"""

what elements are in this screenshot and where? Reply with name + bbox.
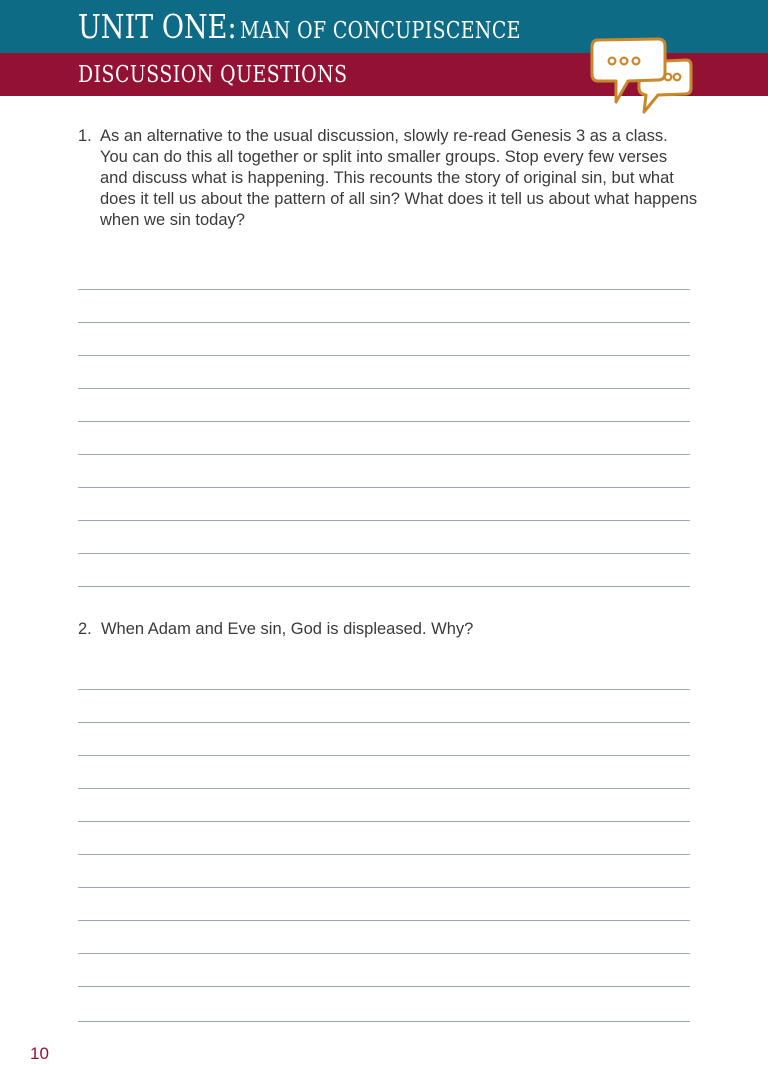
unit-subtitle: MAN OF CONCUPISCENCE [240,18,522,44]
question-text: As an alternative to the usual discussion, slowly re-read Genesis 3 as a class. You can do this all together or split into smaller groups. Stop every few verses and discuss what is happening. This recounts the story of original sin, but what does it tell us about the pattern of all sin? What does it tell us about what happens when we sin today? [100,127,698,229]
answer-line[interactable] [78,355,690,356]
answer-line[interactable] [78,854,690,855]
answer-line[interactable] [78,722,690,723]
speech-bubbles-icon [588,36,696,118]
answer-line[interactable] [78,953,690,954]
answer-line[interactable] [78,986,690,987]
answer-line[interactable] [78,322,690,323]
answer-line[interactable] [78,586,690,587]
question-2 [78,619,698,640]
answer-line[interactable] [78,821,690,822]
answer-line[interactable] [78,788,690,789]
answer-line[interactable] [78,1021,690,1022]
question-number: 2. [78,620,92,638]
answer-line[interactable] [78,454,690,455]
question-text: When Adam and Eve sin, God is displeased. Why? [100,620,474,638]
answer-line[interactable] [78,487,690,488]
question-number: 1. [78,127,92,145]
answer-line[interactable] [78,520,690,521]
answer-line[interactable] [78,755,690,756]
unit-label: UNIT ONE: [78,7,237,46]
section-title: DISCUSSION QUESTIONS [78,62,348,88]
answer-line[interactable] [78,388,690,389]
answer-line[interactable] [78,689,690,690]
page-number: 10 [30,1044,49,1063]
answer-line[interactable] [78,553,690,554]
answer-line[interactable] [78,920,690,921]
unit-title [78,4,583,50]
question-1 [78,126,698,231]
answer-line[interactable] [78,887,690,888]
answer-line[interactable] [78,289,690,290]
answer-line[interactable] [78,421,690,422]
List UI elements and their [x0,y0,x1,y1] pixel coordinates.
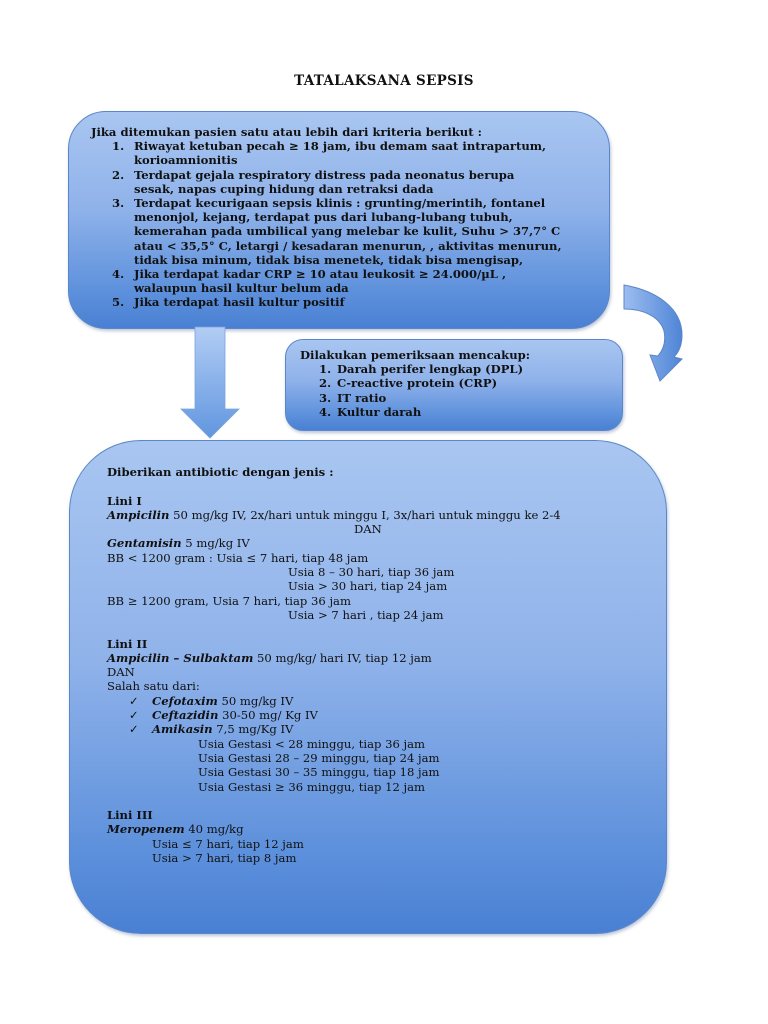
list-item: 2. Terdapat gejala respiratory distress pada neonatus berupa sesak, napas cuping hidung dan retraksi dada [112,167,515,196]
ampicilin-line: Ampicilin 50 mg/kg IV, 2x/hari untuk minggu I, 3x/hari untuk minggu ke 2-4 [107,507,561,522]
criteria-box [68,111,610,329]
list-item: 5. Jika terdapat hasil kultur positif [112,295,345,310]
list-item: 1. Riwayat ketuban pecah ≥ 18 jam, ibu demam saat intrapartum, korioamnionitis [112,139,547,168]
gestasi-line: Usia Gestasi < 28 minggu, tiap 36 jam [198,736,426,751]
examination-list [300,362,608,419]
gestasi-line: Usia Gestasi 30 – 35 minggu, tiap 18 jam [198,765,440,780]
gentamisin-line: Gentamisin 5 mg/kg IV [107,536,250,551]
meropenem-age: Usia ≤ 7 hari, tiap 12 jam [152,836,304,851]
lini-2-heading: Lini II [107,636,148,651]
option-amikasin: ✓ Amikasin 7,5 mg/Kg IV [107,722,646,736]
bb-over-1200: BB ≥ 1200 gram, Usia 7 hari, tiap 36 jam [107,593,351,608]
lini-1-heading: Lini I [107,493,142,508]
examination-intro: Dilakukan pemeriksaan mencakup: [300,348,531,362]
examination-box [285,339,623,431]
down-arrow-icon [178,327,242,439]
salah-satu-label: Salah satu dari: [107,679,200,694]
list-item: 1. Darah perifer lengkap (DPL) [319,362,524,377]
list-item: 2. C-reactive protein (CRP) [319,376,498,391]
antibiotic-intro: Diberikan antibiotic dengan jenis : [107,465,334,479]
check-icon: ✓ [129,708,139,723]
list-item: 4. Kultur darah [319,404,422,419]
gestasi-line: Usia Gestasi ≥ 36 minggu, tiap 12 jam [198,779,426,794]
dan-label: DAN [107,665,135,680]
bb-under-1200: BB < 1200 gram : Usia ≤ 7 hari, tiap 48 jam [107,550,369,565]
option-ceftazidin: ✓ Ceftazidin 30-50 mg/ Kg IV [107,708,646,722]
list-item: 3. Terdapat kecurigaan sepsis klinis : grunting/merintih, fontanel menonjol, kejang, terdapat pus dari lubang-lubang tubuh, kemerahan pada umbilical yang melebar ke kulit, Suhu > 37,7° C atau < 35,5° C, letargi / kesadaran menurun, , aktivitas menurun, tidak bisa minum, tidak bisa menetek, tidak bisa mengisap, [112,196,562,267]
bb-under-1200-age-b: Usia > 30 hari, tiap 24 jam [288,579,448,594]
gestasi-line: Usia Gestasi 28 – 29 minggu, tiap 24 jam [198,750,440,765]
bb-over-1200-age: Usia > 7 hari , tiap 24 jam [288,607,444,622]
check-icon: ✓ [129,722,139,737]
list-item: 3. IT ratio [319,390,387,405]
check-icon: ✓ [129,693,139,708]
curved-arrow-icon [620,283,690,383]
page-title: TATALAKSANA SEPSIS [294,73,474,89]
lini-3-heading: Lini III [107,808,153,823]
bb-under-1200-age-a: Usia 8 – 30 hari, tiap 36 jam [288,565,455,580]
criteria-intro: Jika ditemukan pasien satu atau lebih dari kriteria berikut : [91,125,482,139]
dan-label: DAN [354,522,382,537]
option-cefotaxim: ✓ Cefotaxim 50 mg/kg IV [107,694,646,708]
list-item: 4. Jika terdapat kadar CRP ≥ 10 atau leukosit ≥ 24.000/µL , walaupun hasil kultur belum ada [112,267,506,296]
meropenem-age: Usia > 7 hari, tiap 8 jam [152,851,297,866]
ampicilin-sulbaktam-line: Ampicilin – Sulbaktam 50 mg/kg/ hari IV, tiap 12 jam [107,650,432,665]
meropenem-line: Meropenem 40 mg/kg [107,822,244,837]
antibiotic-box [69,440,667,934]
criteria-list [91,139,589,309]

"""

Where a line of the records has the string "criteria", copy that line.

§ RESPONSE AREA
criteria-box [68,111,610,329]
criteria-intro: Jika ditemukan pasien satu atau lebih dari kriteria berikut : [91,125,482,139]
criteria-list [91,139,589,309]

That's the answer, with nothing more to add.